Exercise brief: Every record below should be written out exactly; pictures stay out.
# # #
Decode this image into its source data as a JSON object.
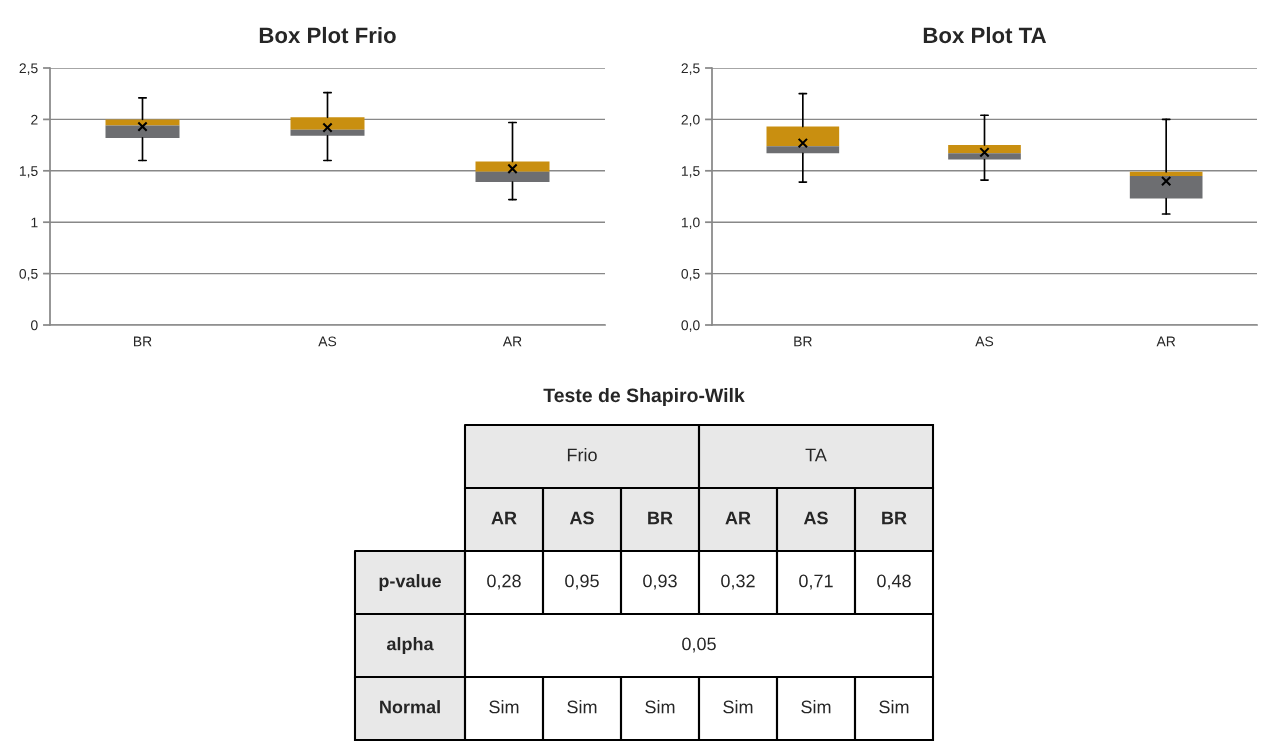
{
  "chart_data": [
    {
      "type": "box",
      "title": "Box Plot Frio",
      "categories": [
        "BR",
        "AS",
        "AR"
      ],
      "color": "#c98f10",
      "colors": [
        "#6d6e71",
        "#6d6e71",
        "#6d6e71"
      ],
      "boxes": [
        {
          "low": 1.6,
          "q1": 1.82,
          "median": 1.94,
          "q3": 2.0,
          "high": 2.21,
          "mean": 1.93
        },
        {
          "low": 1.6,
          "q1": 1.84,
          "median": 1.9,
          "q3": 2.02,
          "high": 2.26,
          "mean": 1.92
        },
        {
          "low": 1.22,
          "q1": 1.39,
          "median": 1.49,
          "q3": 1.59,
          "high": 1.97,
          "mean": 1.52
        }
      ],
      "ylim": [
        0,
        2.5
      ],
      "yticks": [
        0,
        {
          "value": 0.5,
          "label": "0,5"
        },
        1,
        {
          "value": 1.5,
          "label": "1,5"
        },
        2,
        {
          "value": 2.5,
          "label": "2,5"
        }
      ],
      "grid": "y",
      "marker": "cross"
    },
    {
      "type": "box",
      "title": "Box Plot TA",
      "categories": [
        "BR",
        "AS",
        "AR"
      ],
      "color": "#c98f10",
      "colors": [
        "#6d6e71",
        "#6d6e71",
        "#6d6e71"
      ],
      "boxes": [
        {
          "low": 1.39,
          "q1": 1.67,
          "median": 1.74,
          "q3": 1.93,
          "high": 2.25,
          "mean": 1.77
        },
        {
          "low": 1.41,
          "q1": 1.61,
          "median": 1.67,
          "q3": 1.75,
          "high": 2.04,
          "mean": 1.68
        },
        {
          "low": 1.08,
          "q1": 1.23,
          "median": 1.45,
          "q3": 1.49,
          "high": 2.0,
          "mean": 1.4
        }
      ],
      "ylim": [
        0,
        2.5
      ],
      "yticks": [
        {
          "value": 0,
          "label": "0,0"
        },
        {
          "value": 0.5,
          "label": "0,5"
        },
        {
          "value": 1,
          "label": "1,0"
        },
        {
          "value": 1.5,
          "label": "1,5"
        },
        {
          "value": 2,
          "label": "2,0"
        },
        {
          "value": 2.5,
          "label": "2,5"
        }
      ],
      "grid": "y",
      "marker": "cross"
    },
    {
      "type": "other",
      "title": "Teste de Shapiro-Wilk",
      "annotations": [
        "Frio",
        "TA"
      ],
      "categories": [
        "AR",
        "AS",
        "BR",
        "AR",
        "AS",
        "BR"
      ],
      "y_categories": [
        "p-value",
        "alpha",
        "Normal"
      ],
      "cell_labels": [
        [
          "0,28",
          "0,95",
          "0,93",
          "0,32",
          "0,71",
          "0,48"
        ],
        [
          "0,05",
          null,
          null,
          null,
          null,
          null
        ],
        [
          "Sim",
          "Sim",
          "Sim",
          "Sim",
          "Sim",
          "Sim"
        ]
      ]
    }
  ]
}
# # #
Reply:
Decode this image into its source data as a JSON object.
{
  "chart_data": [
    {
      "type": "box",
      "title": "Box Plot Frio",
      "categories": [
        "BR",
        "AS",
        "AR"
      ],
      "color": "#c98f10",
      "colors": [
        "#6d6e71",
        "#6d6e71",
        "#6d6e71"
      ],
      "boxes": [
        {
          "low": 1.6,
          "q1": 1.82,
          "median": 1.94,
          "q3": 2.0,
          "high": 2.21,
          "mean": 1.93
        },
        {
          "low": 1.6,
          "q1": 1.84,
          "median": 1.9,
          "q3": 2.02,
          "high": 2.26,
          "mean": 1.92
        },
        {
          "low": 1.22,
          "q1": 1.39,
          "median": 1.49,
          "q3": 1.59,
          "high": 1.97,
          "mean": 1.52
        }
      ],
      "ylim": [
        0,
        2.5
      ],
      "yticks": [
        0,
        {
          "value": 0.5,
          "label": "0,5"
        },
        1,
        {
          "value": 1.5,
          "label": "1,5"
        },
        2,
        {
          "value": 2.5,
          "label": "2,5"
        }
      ],
      "grid": "y",
      "marker": "cross"
    },
    {
      "type": "box",
      "title": "Box Plot TA",
      "categories": [
        "BR",
        "AS",
        "AR"
      ],
      "color": "#c98f10",
      "colors": [
        "#6d6e71",
        "#6d6e71",
        "#6d6e71"
      ],
      "boxes": [
        {
          "low": 1.39,
          "q1": 1.67,
          "median": 1.74,
          "q3": 1.93,
          "high": 2.25,
          "mean": 1.77
        },
        {
          "low": 1.41,
          "q1": 1.61,
          "median": 1.67,
          "q3": 1.75,
          "high": 2.04,
          "mean": 1.68
        },
        {
          "low": 1.08,
          "q1": 1.23,
          "median": 1.45,
          "q3": 1.49,
          "high": 2.0,
          "mean": 1.4
        }
      ],
      "ylim": [
        0,
        2.5
      ],
      "yticks": [
        {
          "value": 0,
          "label": "0,0"
        },
        {
          "value": 0.5,
          "label": "0,5"
        },
        {
          "value": 1,
          "label": "1,0"
        },
        {
          "value": 1.5,
          "label": "1,5"
        },
        {
          "value": 2,
          "label": "2,0"
        },
        {
          "value": 2.5,
          "label": "2,5"
        }
      ],
      "grid": "y",
      "marker": "cross"
    },
    {
      "type": "other",
      "title": "Teste de Shapiro-Wilk",
      "annotations": [
        "Frio",
        "TA"
      ],
      "categories": [
        "AR",
        "AS",
        "BR",
        "AR",
        "AS",
        "BR"
      ],
      "y_categories": [
        "p-value",
        "alpha",
        "Normal"
      ],
      "cell_labels": [
        [
          "0,28",
          "0,95",
          "0,93",
          "0,32",
          "0,71",
          "0,48"
        ],
        [
          "0,05",
          null,
          null,
          null,
          null,
          null
        ],
        [
          "Sim",
          "Sim",
          "Sim",
          "Sim",
          "Sim",
          "Sim"
        ]
      ]
    }
  ]
}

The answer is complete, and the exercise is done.